**Records contained in a dataset:**

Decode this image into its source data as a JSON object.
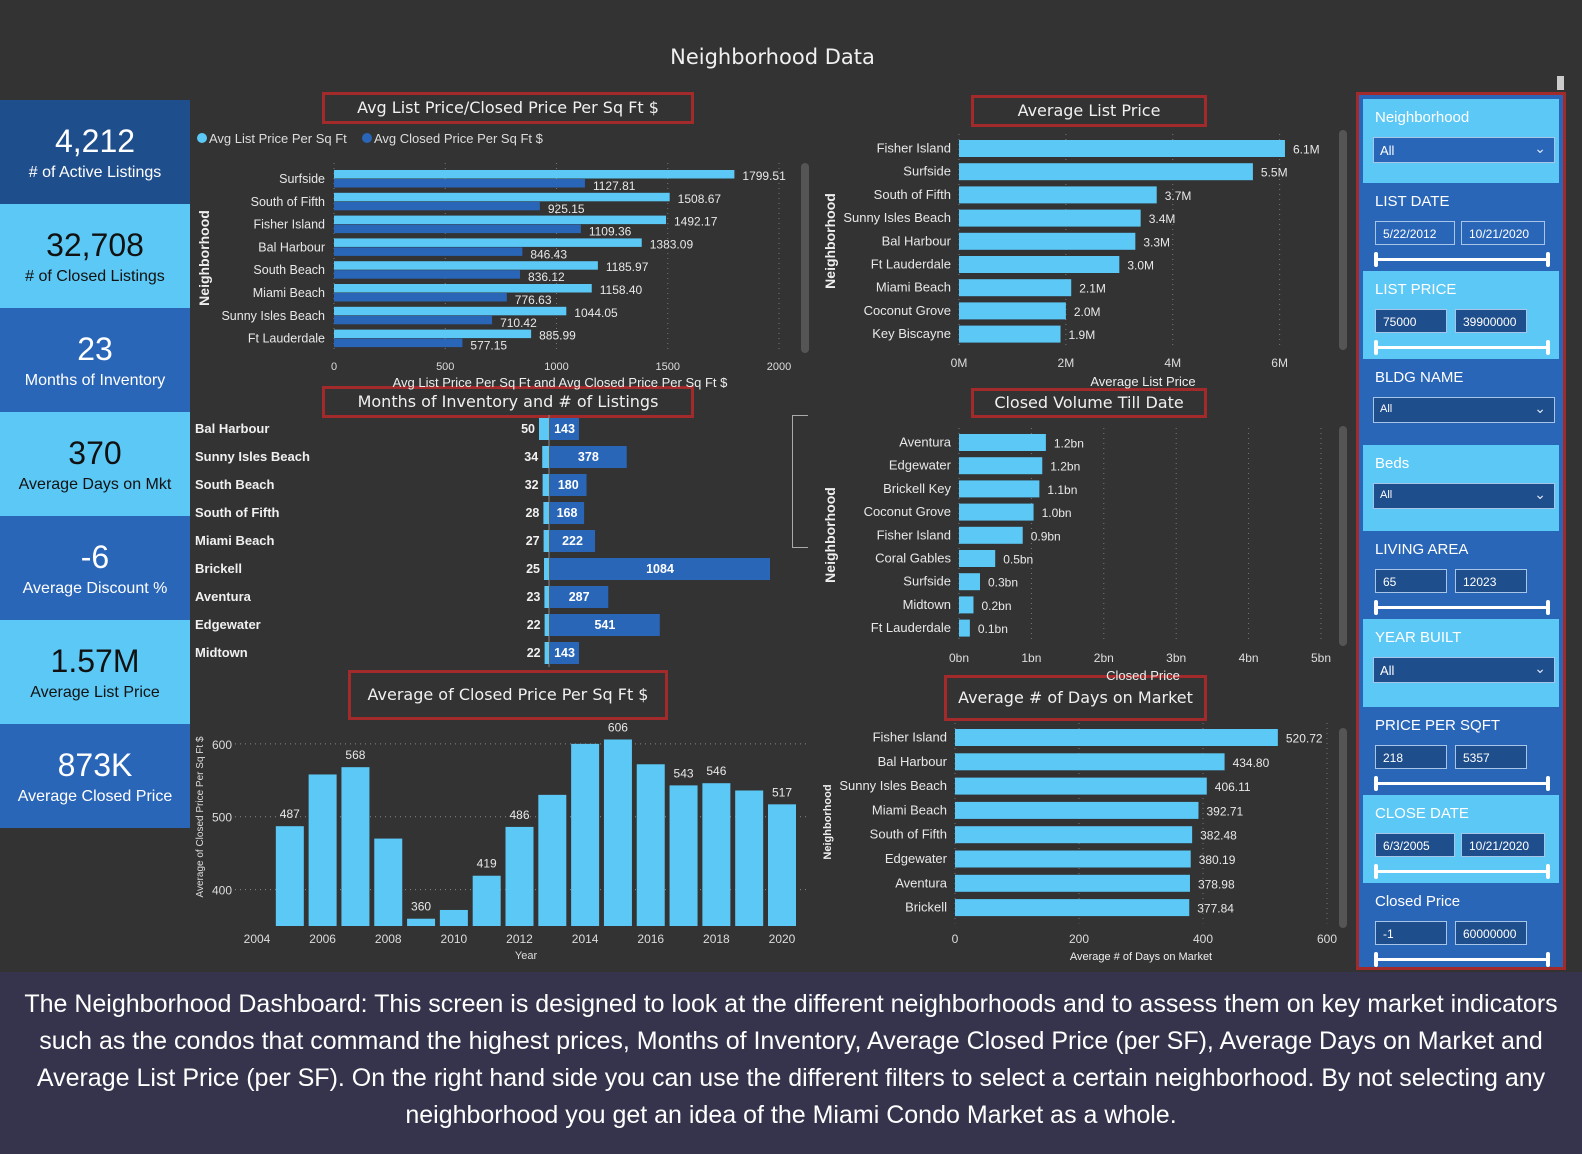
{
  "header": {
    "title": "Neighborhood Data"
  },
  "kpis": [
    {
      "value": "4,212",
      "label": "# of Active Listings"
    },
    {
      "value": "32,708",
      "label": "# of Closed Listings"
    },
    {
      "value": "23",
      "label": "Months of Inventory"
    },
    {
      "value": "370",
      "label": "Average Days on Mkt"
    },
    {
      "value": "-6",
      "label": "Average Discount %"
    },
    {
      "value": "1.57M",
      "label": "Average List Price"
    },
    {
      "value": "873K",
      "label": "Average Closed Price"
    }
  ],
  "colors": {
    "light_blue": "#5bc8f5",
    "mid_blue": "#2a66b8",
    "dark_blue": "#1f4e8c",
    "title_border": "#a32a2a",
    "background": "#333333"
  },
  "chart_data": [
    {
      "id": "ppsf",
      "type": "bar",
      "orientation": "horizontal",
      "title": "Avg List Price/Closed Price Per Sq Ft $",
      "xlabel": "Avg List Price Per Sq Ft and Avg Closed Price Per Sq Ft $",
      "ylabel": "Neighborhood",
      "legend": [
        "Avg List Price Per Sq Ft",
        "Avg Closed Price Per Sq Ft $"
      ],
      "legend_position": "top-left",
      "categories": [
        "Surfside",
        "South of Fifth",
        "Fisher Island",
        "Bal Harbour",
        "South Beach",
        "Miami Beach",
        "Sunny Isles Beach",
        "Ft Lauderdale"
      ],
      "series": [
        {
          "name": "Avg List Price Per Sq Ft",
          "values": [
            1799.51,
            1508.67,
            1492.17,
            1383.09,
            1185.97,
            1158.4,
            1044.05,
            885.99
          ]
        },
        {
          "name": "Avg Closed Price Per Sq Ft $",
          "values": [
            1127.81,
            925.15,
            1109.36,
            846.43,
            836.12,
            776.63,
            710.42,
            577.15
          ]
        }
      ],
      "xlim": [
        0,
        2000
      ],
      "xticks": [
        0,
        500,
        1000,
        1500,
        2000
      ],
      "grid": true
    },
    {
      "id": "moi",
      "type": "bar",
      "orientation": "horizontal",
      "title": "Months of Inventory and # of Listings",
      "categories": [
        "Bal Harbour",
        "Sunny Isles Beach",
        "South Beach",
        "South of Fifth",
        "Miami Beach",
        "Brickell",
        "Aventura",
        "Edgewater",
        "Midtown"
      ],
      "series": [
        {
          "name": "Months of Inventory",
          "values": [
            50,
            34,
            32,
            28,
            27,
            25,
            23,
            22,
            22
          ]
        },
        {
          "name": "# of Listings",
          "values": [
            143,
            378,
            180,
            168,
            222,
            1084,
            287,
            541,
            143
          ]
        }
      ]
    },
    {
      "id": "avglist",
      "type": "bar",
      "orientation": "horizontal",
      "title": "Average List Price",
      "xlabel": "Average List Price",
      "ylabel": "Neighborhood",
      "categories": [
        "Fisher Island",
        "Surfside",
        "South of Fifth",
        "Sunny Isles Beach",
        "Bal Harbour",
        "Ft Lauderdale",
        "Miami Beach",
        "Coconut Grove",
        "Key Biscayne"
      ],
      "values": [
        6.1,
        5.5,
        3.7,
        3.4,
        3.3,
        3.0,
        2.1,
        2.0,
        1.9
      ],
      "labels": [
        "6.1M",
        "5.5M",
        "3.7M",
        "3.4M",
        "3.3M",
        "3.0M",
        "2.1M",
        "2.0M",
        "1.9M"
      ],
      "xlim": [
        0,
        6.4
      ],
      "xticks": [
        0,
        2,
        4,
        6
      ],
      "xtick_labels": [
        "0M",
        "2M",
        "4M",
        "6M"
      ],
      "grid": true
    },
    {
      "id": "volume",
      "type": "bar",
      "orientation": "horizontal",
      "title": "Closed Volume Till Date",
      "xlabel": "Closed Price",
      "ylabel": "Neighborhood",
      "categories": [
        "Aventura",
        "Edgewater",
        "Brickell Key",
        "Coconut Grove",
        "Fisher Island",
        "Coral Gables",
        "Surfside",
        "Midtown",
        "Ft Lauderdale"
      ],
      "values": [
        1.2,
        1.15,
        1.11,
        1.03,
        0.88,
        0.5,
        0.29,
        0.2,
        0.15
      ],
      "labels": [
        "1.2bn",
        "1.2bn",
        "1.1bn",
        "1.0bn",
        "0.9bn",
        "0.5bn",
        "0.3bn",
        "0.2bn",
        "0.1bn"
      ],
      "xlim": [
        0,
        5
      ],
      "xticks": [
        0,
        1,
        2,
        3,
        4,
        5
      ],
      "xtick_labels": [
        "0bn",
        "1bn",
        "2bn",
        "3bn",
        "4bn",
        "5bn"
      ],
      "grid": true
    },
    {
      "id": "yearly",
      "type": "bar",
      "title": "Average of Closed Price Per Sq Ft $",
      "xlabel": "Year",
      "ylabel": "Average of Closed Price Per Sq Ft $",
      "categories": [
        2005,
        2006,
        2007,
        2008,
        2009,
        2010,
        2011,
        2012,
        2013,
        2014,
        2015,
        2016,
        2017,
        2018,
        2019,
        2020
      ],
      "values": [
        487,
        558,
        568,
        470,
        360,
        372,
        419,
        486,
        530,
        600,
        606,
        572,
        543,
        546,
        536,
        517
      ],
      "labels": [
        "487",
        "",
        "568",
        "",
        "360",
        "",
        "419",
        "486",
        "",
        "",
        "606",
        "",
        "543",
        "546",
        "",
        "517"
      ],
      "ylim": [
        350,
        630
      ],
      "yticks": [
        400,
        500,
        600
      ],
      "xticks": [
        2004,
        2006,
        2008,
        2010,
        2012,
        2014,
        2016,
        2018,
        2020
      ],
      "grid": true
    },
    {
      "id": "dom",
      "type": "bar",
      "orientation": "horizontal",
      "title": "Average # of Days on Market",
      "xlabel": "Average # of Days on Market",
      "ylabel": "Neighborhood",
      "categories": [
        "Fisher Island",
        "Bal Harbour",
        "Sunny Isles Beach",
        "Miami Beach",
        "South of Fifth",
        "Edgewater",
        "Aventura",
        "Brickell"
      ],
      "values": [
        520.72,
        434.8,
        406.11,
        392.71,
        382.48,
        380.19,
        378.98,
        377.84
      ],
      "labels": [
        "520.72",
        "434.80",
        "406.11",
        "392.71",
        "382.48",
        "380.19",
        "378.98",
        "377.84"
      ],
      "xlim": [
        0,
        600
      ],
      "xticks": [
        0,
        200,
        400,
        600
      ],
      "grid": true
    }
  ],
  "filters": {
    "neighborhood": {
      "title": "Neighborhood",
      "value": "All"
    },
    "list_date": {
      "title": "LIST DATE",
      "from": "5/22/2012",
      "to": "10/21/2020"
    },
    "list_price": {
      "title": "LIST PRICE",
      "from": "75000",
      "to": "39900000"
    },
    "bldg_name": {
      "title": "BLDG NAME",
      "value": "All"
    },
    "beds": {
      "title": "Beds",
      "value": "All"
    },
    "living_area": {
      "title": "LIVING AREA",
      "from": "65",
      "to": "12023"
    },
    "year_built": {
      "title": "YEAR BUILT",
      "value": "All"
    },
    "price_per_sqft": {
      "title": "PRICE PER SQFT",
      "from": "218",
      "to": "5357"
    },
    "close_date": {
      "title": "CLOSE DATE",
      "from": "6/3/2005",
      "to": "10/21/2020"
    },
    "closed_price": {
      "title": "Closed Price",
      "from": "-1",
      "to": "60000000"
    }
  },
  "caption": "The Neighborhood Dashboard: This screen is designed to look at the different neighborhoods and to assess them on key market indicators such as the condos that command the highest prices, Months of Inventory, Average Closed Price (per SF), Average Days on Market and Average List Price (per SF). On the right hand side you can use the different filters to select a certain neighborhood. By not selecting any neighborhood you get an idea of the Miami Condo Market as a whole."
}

**Problem details:** Reproduce the whole listing exactly, but not the images in it.

**Expected output:**
Decode this image into its source data as a JSON object.
{
  "header": {
    "title": "Neighborhood Data"
  },
  "kpis": [
    {
      "value": "4,212",
      "label": "# of Active Listings"
    },
    {
      "value": "32,708",
      "label": "# of Closed Listings"
    },
    {
      "value": "23",
      "label": "Months of Inventory"
    },
    {
      "value": "370",
      "label": "Average Days on Mkt"
    },
    {
      "value": "-6",
      "label": "Average Discount %"
    },
    {
      "value": "1.57M",
      "label": "Average List Price"
    },
    {
      "value": "873K",
      "label": "Average Closed Price"
    }
  ],
  "colors": {
    "light_blue": "#5bc8f5",
    "mid_blue": "#2a66b8",
    "dark_blue": "#1f4e8c",
    "title_border": "#a32a2a",
    "background": "#333333"
  },
  "chart_data": [
    {
      "id": "ppsf",
      "type": "bar",
      "orientation": "horizontal",
      "title": "Avg List Price/Closed Price Per Sq Ft $",
      "xlabel": "Avg List Price Per Sq Ft and Avg Closed Price Per Sq Ft $",
      "ylabel": "Neighborhood",
      "legend": [
        "Avg List Price Per Sq Ft",
        "Avg Closed Price Per Sq Ft $"
      ],
      "legend_position": "top-left",
      "categories": [
        "Surfside",
        "South of Fifth",
        "Fisher Island",
        "Bal Harbour",
        "South Beach",
        "Miami Beach",
        "Sunny Isles Beach",
        "Ft Lauderdale"
      ],
      "series": [
        {
          "name": "Avg List Price Per Sq Ft",
          "values": [
            1799.51,
            1508.67,
            1492.17,
            1383.09,
            1185.97,
            1158.4,
            1044.05,
            885.99
          ]
        },
        {
          "name": "Avg Closed Price Per Sq Ft $",
          "values": [
            1127.81,
            925.15,
            1109.36,
            846.43,
            836.12,
            776.63,
            710.42,
            577.15
          ]
        }
      ],
      "xlim": [
        0,
        2000
      ],
      "xticks": [
        0,
        500,
        1000,
        1500,
        2000
      ],
      "grid": true
    },
    {
      "id": "moi",
      "type": "bar",
      "orientation": "horizontal",
      "title": "Months of Inventory and # of Listings",
      "categories": [
        "Bal Harbour",
        "Sunny Isles Beach",
        "South Beach",
        "South of Fifth",
        "Miami Beach",
        "Brickell",
        "Aventura",
        "Edgewater",
        "Midtown"
      ],
      "series": [
        {
          "name": "Months of Inventory",
          "values": [
            50,
            34,
            32,
            28,
            27,
            25,
            23,
            22,
            22
          ]
        },
        {
          "name": "# of Listings",
          "values": [
            143,
            378,
            180,
            168,
            222,
            1084,
            287,
            541,
            143
          ]
        }
      ]
    },
    {
      "id": "avglist",
      "type": "bar",
      "orientation": "horizontal",
      "title": "Average List Price",
      "xlabel": "Average List Price",
      "ylabel": "Neighborhood",
      "categories": [
        "Fisher Island",
        "Surfside",
        "South of Fifth",
        "Sunny Isles Beach",
        "Bal Harbour",
        "Ft Lauderdale",
        "Miami Beach",
        "Coconut Grove",
        "Key Biscayne"
      ],
      "values": [
        6.1,
        5.5,
        3.7,
        3.4,
        3.3,
        3.0,
        2.1,
        2.0,
        1.9
      ],
      "labels": [
        "6.1M",
        "5.5M",
        "3.7M",
        "3.4M",
        "3.3M",
        "3.0M",
        "2.1M",
        "2.0M",
        "1.9M"
      ],
      "xlim": [
        0,
        6.4
      ],
      "xticks": [
        0,
        2,
        4,
        6
      ],
      "xtick_labels": [
        "0M",
        "2M",
        "4M",
        "6M"
      ],
      "grid": true
    },
    {
      "id": "volume",
      "type": "bar",
      "orientation": "horizontal",
      "title": "Closed Volume Till Date",
      "xlabel": "Closed Price",
      "ylabel": "Neighborhood",
      "categories": [
        "Aventura",
        "Edgewater",
        "Brickell Key",
        "Coconut Grove",
        "Fisher Island",
        "Coral Gables",
        "Surfside",
        "Midtown",
        "Ft Lauderdale"
      ],
      "values": [
        1.2,
        1.15,
        1.11,
        1.03,
        0.88,
        0.5,
        0.29,
        0.2,
        0.15
      ],
      "labels": [
        "1.2bn",
        "1.2bn",
        "1.1bn",
        "1.0bn",
        "0.9bn",
        "0.5bn",
        "0.3bn",
        "0.2bn",
        "0.1bn"
      ],
      "xlim": [
        0,
        5
      ],
      "xticks": [
        0,
        1,
        2,
        3,
        4,
        5
      ],
      "xtick_labels": [
        "0bn",
        "1bn",
        "2bn",
        "3bn",
        "4bn",
        "5bn"
      ],
      "grid": true
    },
    {
      "id": "yearly",
      "type": "bar",
      "title": "Average of Closed Price Per Sq Ft $",
      "xlabel": "Year",
      "ylabel": "Average of Closed Price Per Sq Ft $",
      "categories": [
        2005,
        2006,
        2007,
        2008,
        2009,
        2010,
        2011,
        2012,
        2013,
        2014,
        2015,
        2016,
        2017,
        2018,
        2019,
        2020
      ],
      "values": [
        487,
        558,
        568,
        470,
        360,
        372,
        419,
        486,
        530,
        600,
        606,
        572,
        543,
        546,
        536,
        517
      ],
      "labels": [
        "487",
        "",
        "568",
        "",
        "360",
        "",
        "419",
        "486",
        "",
        "",
        "606",
        "",
        "543",
        "546",
        "",
        "517"
      ],
      "ylim": [
        350,
        630
      ],
      "yticks": [
        400,
        500,
        600
      ],
      "xticks": [
        2004,
        2006,
        2008,
        2010,
        2012,
        2014,
        2016,
        2018,
        2020
      ],
      "grid": true
    },
    {
      "id": "dom",
      "type": "bar",
      "orientation": "horizontal",
      "title": "Average # of Days on Market",
      "xlabel": "Average # of Days on Market",
      "ylabel": "Neighborhood",
      "categories": [
        "Fisher Island",
        "Bal Harbour",
        "Sunny Isles Beach",
        "Miami Beach",
        "South of Fifth",
        "Edgewater",
        "Aventura",
        "Brickell"
      ],
      "values": [
        520.72,
        434.8,
        406.11,
        392.71,
        382.48,
        380.19,
        378.98,
        377.84
      ],
      "labels": [
        "520.72",
        "434.80",
        "406.11",
        "392.71",
        "382.48",
        "380.19",
        "378.98",
        "377.84"
      ],
      "xlim": [
        0,
        600
      ],
      "xticks": [
        0,
        200,
        400,
        600
      ],
      "grid": true
    }
  ],
  "filters": {
    "neighborhood": {
      "title": "Neighborhood",
      "value": "All"
    },
    "list_date": {
      "title": "LIST DATE",
      "from": "5/22/2012",
      "to": "10/21/2020"
    },
    "list_price": {
      "title": "LIST PRICE",
      "from": "75000",
      "to": "39900000"
    },
    "bldg_name": {
      "title": "BLDG NAME",
      "value": "All"
    },
    "beds": {
      "title": "Beds",
      "value": "All"
    },
    "living_area": {
      "title": "LIVING AREA",
      "from": "65",
      "to": "12023"
    },
    "year_built": {
      "title": "YEAR BUILT",
      "value": "All"
    },
    "price_per_sqft": {
      "title": "PRICE PER SQFT",
      "from": "218",
      "to": "5357"
    },
    "close_date": {
      "title": "CLOSE DATE",
      "from": "6/3/2005",
      "to": "10/21/2020"
    },
    "closed_price": {
      "title": "Closed Price",
      "from": "-1",
      "to": "60000000"
    }
  },
  "caption": "The Neighborhood Dashboard: This screen is designed to look at the different neighborhoods and to assess them on key market indicators such as the condos that command the highest prices, Months of Inventory, Average Closed Price (per SF), Average Days on Market and Average List Price (per SF). On the right hand side you can use the different filters to select a certain neighborhood. By not selecting any neighborhood you get an idea of the Miami Condo Market as a whole."
}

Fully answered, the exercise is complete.